#### [Exercise data]
[Begin]
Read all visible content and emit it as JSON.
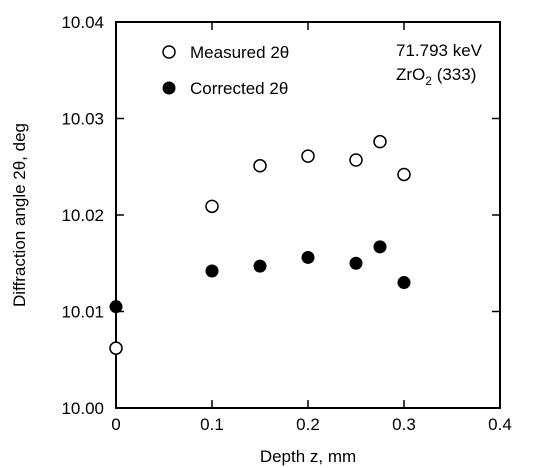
{
  "chart_data": {
    "type": "scatter",
    "xlabel": "Depth z, mm",
    "ylabel": "Diffraction angle 2θ, deg",
    "xlim": [
      0,
      0.4
    ],
    "ylim": [
      10.0,
      10.04
    ],
    "x_ticks": [
      "0",
      "0.1",
      "0.2",
      "0.3",
      "0.4"
    ],
    "y_ticks": [
      "10.00",
      "10.01",
      "10.02",
      "10.03",
      "10.04"
    ],
    "x_tick_values": [
      0,
      0.1,
      0.2,
      0.3,
      0.4
    ],
    "y_tick_values": [
      10.0,
      10.01,
      10.02,
      10.03,
      10.04
    ],
    "grid": false,
    "legend_position": "top-left",
    "series": [
      {
        "name": "Measured 2θ",
        "marker": "open-circle",
        "points": [
          {
            "x": 0,
            "y": 10.0062
          },
          {
            "x": 0.1,
            "y": 10.0209
          },
          {
            "x": 0.15,
            "y": 10.0251
          },
          {
            "x": 0.2,
            "y": 10.0261
          },
          {
            "x": 0.25,
            "y": 10.0257
          },
          {
            "x": 0.275,
            "y": 10.0276
          },
          {
            "x": 0.3,
            "y": 10.0242
          }
        ]
      },
      {
        "name": "Corrected 2θ",
        "marker": "filled-circle",
        "points": [
          {
            "x": 0,
            "y": 10.0105
          },
          {
            "x": 0.1,
            "y": 10.0142
          },
          {
            "x": 0.15,
            "y": 10.0147
          },
          {
            "x": 0.2,
            "y": 10.0156
          },
          {
            "x": 0.25,
            "y": 10.015
          },
          {
            "x": 0.275,
            "y": 10.0167
          },
          {
            "x": 0.3,
            "y": 10.013
          }
        ]
      }
    ],
    "annotations": {
      "energy": "71.793 keV",
      "reflection_main": "ZrO",
      "reflection_sub": "2",
      "reflection_hkl": " (333)"
    }
  }
}
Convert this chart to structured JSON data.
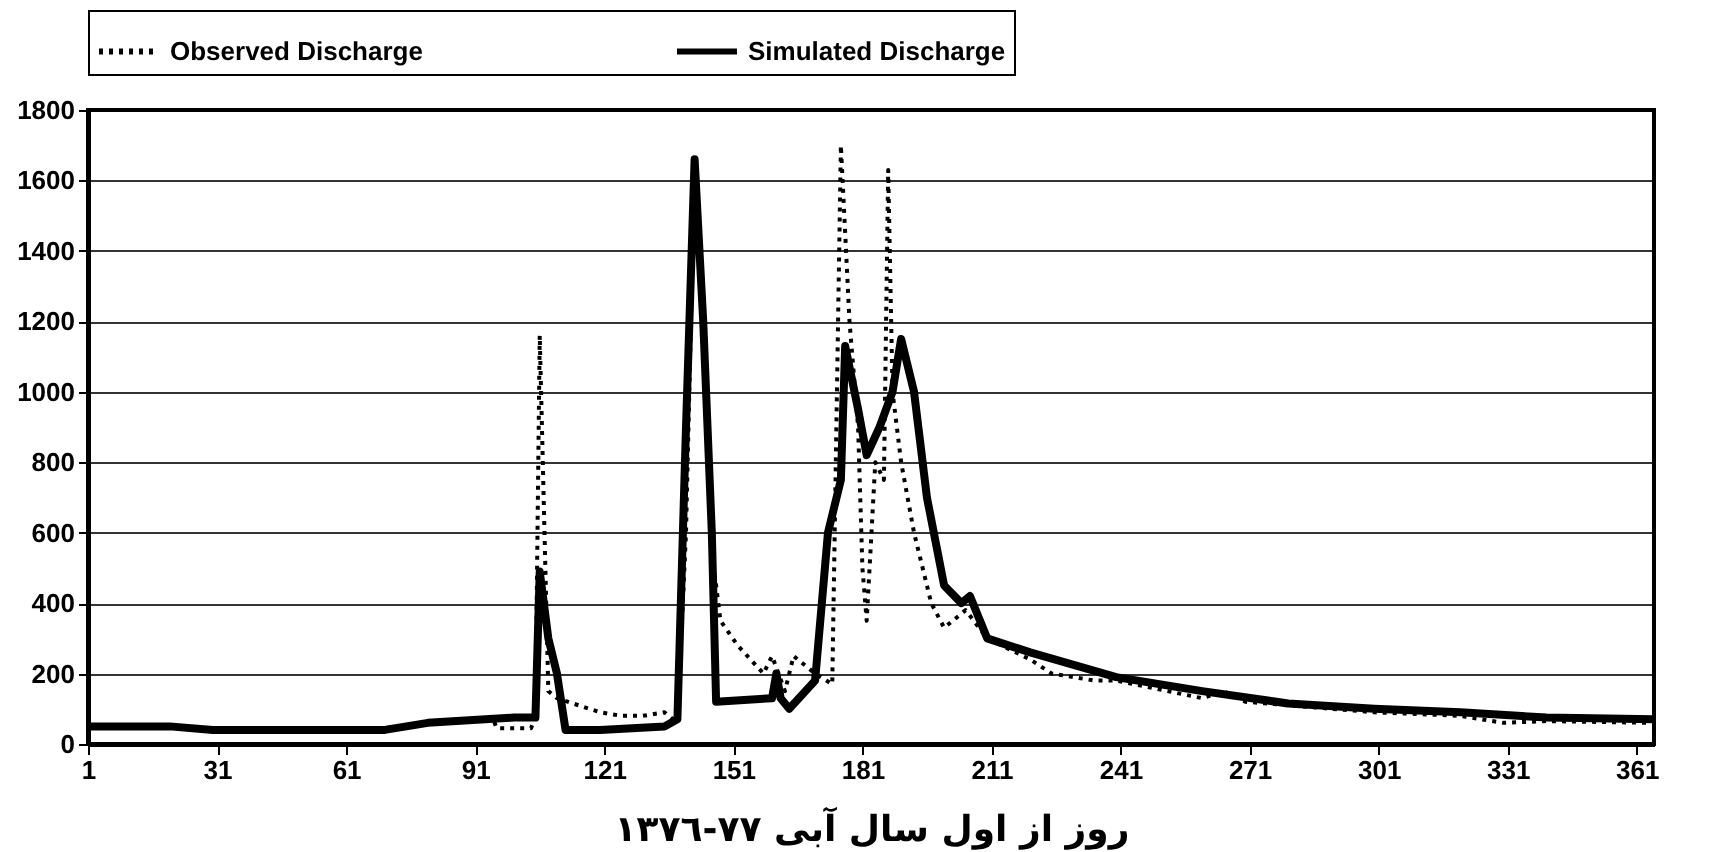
{
  "chart_data": {
    "type": "line",
    "xlabel": "روز از اول سال آبی ٧٧-١٣٧٦",
    "xlim": [
      1,
      365
    ],
    "xticks": [
      1,
      31,
      61,
      91,
      121,
      151,
      181,
      211,
      241,
      271,
      301,
      331,
      361
    ],
    "ylim": [
      0,
      1800
    ],
    "yticks": [
      0,
      200,
      400,
      600,
      800,
      1000,
      1200,
      1400,
      1600,
      1800
    ],
    "grid": "y",
    "legend": "top",
    "series": [
      {
        "name": "Observed Discharge",
        "color": "#000000",
        "line_style": "dotted",
        "x": [
          1,
          20,
          30,
          60,
          70,
          80,
          95,
          96,
          104,
          105,
          106,
          108,
          110,
          115,
          120,
          125,
          130,
          135,
          138,
          140,
          142,
          144,
          146,
          148,
          152,
          158,
          160,
          163,
          165,
          170,
          174,
          176,
          178,
          180,
          181,
          182,
          184,
          186,
          187,
          188,
          190,
          193,
          197,
          200,
          205,
          210,
          220,
          225,
          235,
          240,
          260,
          265,
          270,
          280,
          300,
          320,
          330,
          340,
          365
        ],
        "values": [
          50,
          50,
          40,
          40,
          45,
          60,
          75,
          45,
          45,
          80,
          1160,
          150,
          130,
          110,
          90,
          80,
          80,
          90,
          60,
          600,
          1650,
          1200,
          550,
          350,
          280,
          200,
          250,
          150,
          250,
          200,
          170,
          1700,
          1200,
          900,
          500,
          350,
          800,
          750,
          1630,
          1000,
          800,
          600,
          400,
          330,
          380,
          300,
          240,
          200,
          180,
          180,
          130,
          150,
          120,
          110,
          90,
          80,
          60,
          65,
          60
        ]
      },
      {
        "name": "Simulated Discharge",
        "color": "#000000",
        "line_style": "solid",
        "x": [
          1,
          20,
          30,
          70,
          80,
          100,
          105,
          106,
          108,
          110,
          112,
          120,
          135,
          138,
          140,
          142,
          144,
          146,
          147,
          160,
          161,
          162,
          164,
          170,
          173,
          176,
          177,
          180,
          182,
          185,
          188,
          190,
          193,
          196,
          200,
          204,
          206,
          210,
          220,
          240,
          260,
          280,
          300,
          320,
          340,
          365
        ],
        "values": [
          50,
          50,
          40,
          40,
          60,
          75,
          75,
          490,
          300,
          200,
          40,
          40,
          50,
          70,
          900,
          1660,
          1200,
          600,
          120,
          130,
          200,
          130,
          100,
          180,
          600,
          750,
          1130,
          950,
          820,
          900,
          1000,
          1150,
          1000,
          700,
          450,
          400,
          420,
          300,
          260,
          190,
          150,
          115,
          100,
          90,
          75,
          70
        ]
      }
    ]
  }
}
[End]
#### [Your goal]
Return all lines containing "Discharge".

#### [Expected output]
        "name": "Observed Discharge",
        "name": "Simulated Discharge",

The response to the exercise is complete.